| Instructions to follow |
All of the records below should be output exactly.

— start of Stored rows —

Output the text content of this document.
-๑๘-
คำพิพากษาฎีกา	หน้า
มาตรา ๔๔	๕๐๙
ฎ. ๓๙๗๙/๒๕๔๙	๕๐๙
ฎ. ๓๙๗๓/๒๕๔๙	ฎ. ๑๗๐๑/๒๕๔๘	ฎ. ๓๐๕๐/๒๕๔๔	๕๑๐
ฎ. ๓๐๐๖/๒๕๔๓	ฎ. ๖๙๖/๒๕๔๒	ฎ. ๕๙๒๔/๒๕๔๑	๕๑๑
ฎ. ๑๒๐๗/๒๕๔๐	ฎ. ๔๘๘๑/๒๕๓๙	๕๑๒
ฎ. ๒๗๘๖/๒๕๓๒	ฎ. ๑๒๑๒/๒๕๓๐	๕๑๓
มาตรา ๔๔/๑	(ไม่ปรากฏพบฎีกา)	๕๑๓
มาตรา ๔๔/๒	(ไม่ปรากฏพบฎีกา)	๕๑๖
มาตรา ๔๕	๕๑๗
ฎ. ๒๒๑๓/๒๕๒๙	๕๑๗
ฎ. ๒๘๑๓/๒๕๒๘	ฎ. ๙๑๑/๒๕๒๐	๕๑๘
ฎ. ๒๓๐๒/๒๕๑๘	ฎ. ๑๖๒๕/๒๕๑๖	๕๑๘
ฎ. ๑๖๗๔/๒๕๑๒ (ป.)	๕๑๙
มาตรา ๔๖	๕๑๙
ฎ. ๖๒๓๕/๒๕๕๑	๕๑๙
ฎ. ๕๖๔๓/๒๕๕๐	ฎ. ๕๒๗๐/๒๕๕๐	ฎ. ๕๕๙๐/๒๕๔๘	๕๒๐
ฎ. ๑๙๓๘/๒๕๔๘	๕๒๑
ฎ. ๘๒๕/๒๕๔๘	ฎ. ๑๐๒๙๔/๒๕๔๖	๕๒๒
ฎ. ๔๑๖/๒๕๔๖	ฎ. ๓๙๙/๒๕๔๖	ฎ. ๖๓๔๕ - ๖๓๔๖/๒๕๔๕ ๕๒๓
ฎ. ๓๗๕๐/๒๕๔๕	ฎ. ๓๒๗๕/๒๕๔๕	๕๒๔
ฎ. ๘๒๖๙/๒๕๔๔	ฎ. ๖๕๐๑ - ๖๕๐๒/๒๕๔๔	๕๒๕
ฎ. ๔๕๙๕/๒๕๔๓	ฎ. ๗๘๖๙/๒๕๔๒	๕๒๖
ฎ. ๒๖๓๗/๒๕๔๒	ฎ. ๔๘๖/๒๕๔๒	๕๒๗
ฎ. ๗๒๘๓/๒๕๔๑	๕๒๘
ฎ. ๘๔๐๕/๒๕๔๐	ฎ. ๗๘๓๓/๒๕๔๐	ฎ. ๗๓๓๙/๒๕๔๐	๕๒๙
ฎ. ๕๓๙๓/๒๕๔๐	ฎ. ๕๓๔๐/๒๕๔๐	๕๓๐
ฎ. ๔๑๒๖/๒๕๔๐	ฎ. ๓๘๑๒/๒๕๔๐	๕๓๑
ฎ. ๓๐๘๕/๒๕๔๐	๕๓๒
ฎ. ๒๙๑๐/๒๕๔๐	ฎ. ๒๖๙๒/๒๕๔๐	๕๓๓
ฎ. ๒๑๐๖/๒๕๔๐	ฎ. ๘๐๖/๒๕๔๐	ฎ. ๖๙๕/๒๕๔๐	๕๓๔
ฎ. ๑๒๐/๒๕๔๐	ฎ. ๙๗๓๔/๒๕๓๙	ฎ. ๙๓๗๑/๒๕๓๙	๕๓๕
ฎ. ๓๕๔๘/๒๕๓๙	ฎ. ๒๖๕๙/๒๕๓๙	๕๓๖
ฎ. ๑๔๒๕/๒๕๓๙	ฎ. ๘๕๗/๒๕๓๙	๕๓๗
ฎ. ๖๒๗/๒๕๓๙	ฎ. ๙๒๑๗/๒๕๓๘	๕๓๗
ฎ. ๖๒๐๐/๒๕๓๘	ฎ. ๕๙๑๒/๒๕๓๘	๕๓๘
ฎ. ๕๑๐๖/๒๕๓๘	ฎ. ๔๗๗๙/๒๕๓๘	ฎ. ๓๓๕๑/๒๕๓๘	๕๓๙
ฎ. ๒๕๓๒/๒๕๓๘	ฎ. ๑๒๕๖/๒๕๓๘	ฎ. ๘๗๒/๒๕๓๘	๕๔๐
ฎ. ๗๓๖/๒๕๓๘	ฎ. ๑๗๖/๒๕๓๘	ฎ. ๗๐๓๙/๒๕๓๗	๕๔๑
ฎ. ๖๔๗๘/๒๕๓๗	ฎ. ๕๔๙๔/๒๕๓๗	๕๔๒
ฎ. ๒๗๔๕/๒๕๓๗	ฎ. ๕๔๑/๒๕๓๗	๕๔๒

— end of Stored rows —

| Complete response |
Output the text content of this document.
-๑๘-
คำพิพากษาฎีกา	หน้า
มาตรา ๔๔	๕๐๙
ฎ. ๓๙๗๙/๒๕๔๙	๕๐๙
ฎ. ๓๙๗๓/๒๕๔๙	ฎ. ๑๗๐๑/๒๕๔๘	ฎ. ๓๐๕๐/๒๕๔๔	๕๑๐
ฎ. ๓๐๐๖/๒๕๔๓	ฎ. ๖๙๖/๒๕๔๒	ฎ. ๕๙๒๔/๒๕๔๑	๕๑๑
ฎ. ๑๒๐๗/๒๕๔๐	ฎ. ๔๘๘๑/๒๕๓๙	๕๑๒
ฎ. ๒๗๘๖/๒๕๓๒	ฎ. ๑๒๑๒/๒๕๓๐	๕๑๓
มาตรา ๔๔/๑	(ไม่ปรากฏพบฎีกา)	๕๑๓
มาตรา ๔๔/๒	(ไม่ปรากฏพบฎีกา)	๕๑๖
มาตรา ๔๕	๕๑๗
ฎ. ๒๒๑๓/๒๕๒๙	๕๑๗
ฎ. ๒๘๑๓/๒๕๒๘	ฎ. ๙๑๑/๒๕๒๐	๕๑๘
ฎ. ๒๓๐๒/๒๕๑๘	ฎ. ๑๖๒๕/๒๕๑๖	๕๑๘
ฎ. ๑๖๗๔/๒๕๑๒ (ป.)	๕๑๙
มาตรา ๔๖	๕๑๙
ฎ. ๖๒๓๕/๒๕๕๑	๕๑๙
ฎ. ๕๖๔๓/๒๕๕๐	ฎ. ๕๒๗๐/๒๕๕๐	ฎ. ๕๕๙๐/๒๕๔๘	๕๒๐
ฎ. ๑๙๓๘/๒๕๔๘	๕๒๑
ฎ. ๘๒๕/๒๕๔๘	ฎ. ๑๐๒๙๔/๒๕๔๖	๕๒๒
ฎ. ๔๑๖/๒๕๔๖	ฎ. ๓๙๙/๒๕๔๖	ฎ. ๖๓๔๕ - ๖๓๔๖/๒๕๔๕ ๕๒๓
ฎ. ๓๗๕๐/๒๕๔๕	ฎ. ๓๒๗๕/๒๕๔๕	๕๒๔
ฎ. ๘๒๖๙/๒๕๔๔	ฎ. ๖๕๐๑ - ๖๕๐๒/๒๕๔๔	๕๒๕
ฎ. ๔๕๙๕/๒๕๔๓	ฎ. ๗๘๖๙/๒๕๔๒	๕๒๖
ฎ. ๒๖๓๗/๒๕๔๒	ฎ. ๔๘๖/๒๕๔๒	๕๒๗
ฎ. ๗๒๘๓/๒๕๔๑	๕๒๘
ฎ. ๘๔๐๕/๒๕๔๐	ฎ. ๗๘๓๓/๒๕๔๐	ฎ. ๗๓๓๙/๒๕๔๐	๕๒๙
ฎ. ๕๓๙๓/๒๕๔๐	ฎ. ๕๓๔๐/๒๕๔๐	๕๓๐
ฎ. ๔๑๒๖/๒๕๔๐	ฎ. ๓๘๑๒/๒๕๔๐	๕๓๑
ฎ. ๓๐๘๕/๒๕๔๐	๕๓๒
ฎ. ๒๙๑๐/๒๕๔๐	ฎ. ๒๖๙๒/๒๕๔๐	๕๓๓
ฎ. ๒๑๐๖/๒๕๔๐	ฎ. ๘๐๖/๒๕๔๐	ฎ. ๖๙๕/๒๕๔๐	๕๓๔
ฎ. ๑๒๐/๒๕๔๐	ฎ. ๙๗๓๔/๒๕๓๙	ฎ. ๙๓๗๑/๒๕๓๙	๕๓๕
ฎ. ๓๕๔๘/๒๕๓๙	ฎ. ๒๖๕๙/๒๕๓๙	๕๓๖
ฎ. ๑๔๒๕/๒๕๓๙	ฎ. ๘๕๗/๒๕๓๙	๕๓๗
ฎ. ๖๒๗/๒๕๓๙	ฎ. ๙๒๑๗/๒๕๓๘	๕๓๗
ฎ. ๖๒๐๐/๒๕๓๘	ฎ. ๕๙๑๒/๒๕๓๘	๕๓๘
ฎ. ๕๑๐๖/๒๕๓๘	ฎ. ๔๗๗๙/๒๕๓๘	ฎ. ๓๓๕๑/๒๕๓๘	๕๓๙
ฎ. ๒๕๓๒/๒๕๓๘	ฎ. ๑๒๕๖/๒๕๓๘	ฎ. ๘๗๒/๒๕๓๘	๕๔๐
ฎ. ๗๓๖/๒๕๓๘	ฎ. ๑๗๖/๒๕๓๘	ฎ. ๗๐๓๙/๒๕๓๗	๕๔๑
ฎ. ๖๔๗๘/๒๕๓๗	ฎ. ๕๔๙๔/๒๕๓๗	๕๔๒
ฎ. ๒๗๔๕/๒๕๓๗	ฎ. ๕๔๑/๒๕๓๗	๕๔๒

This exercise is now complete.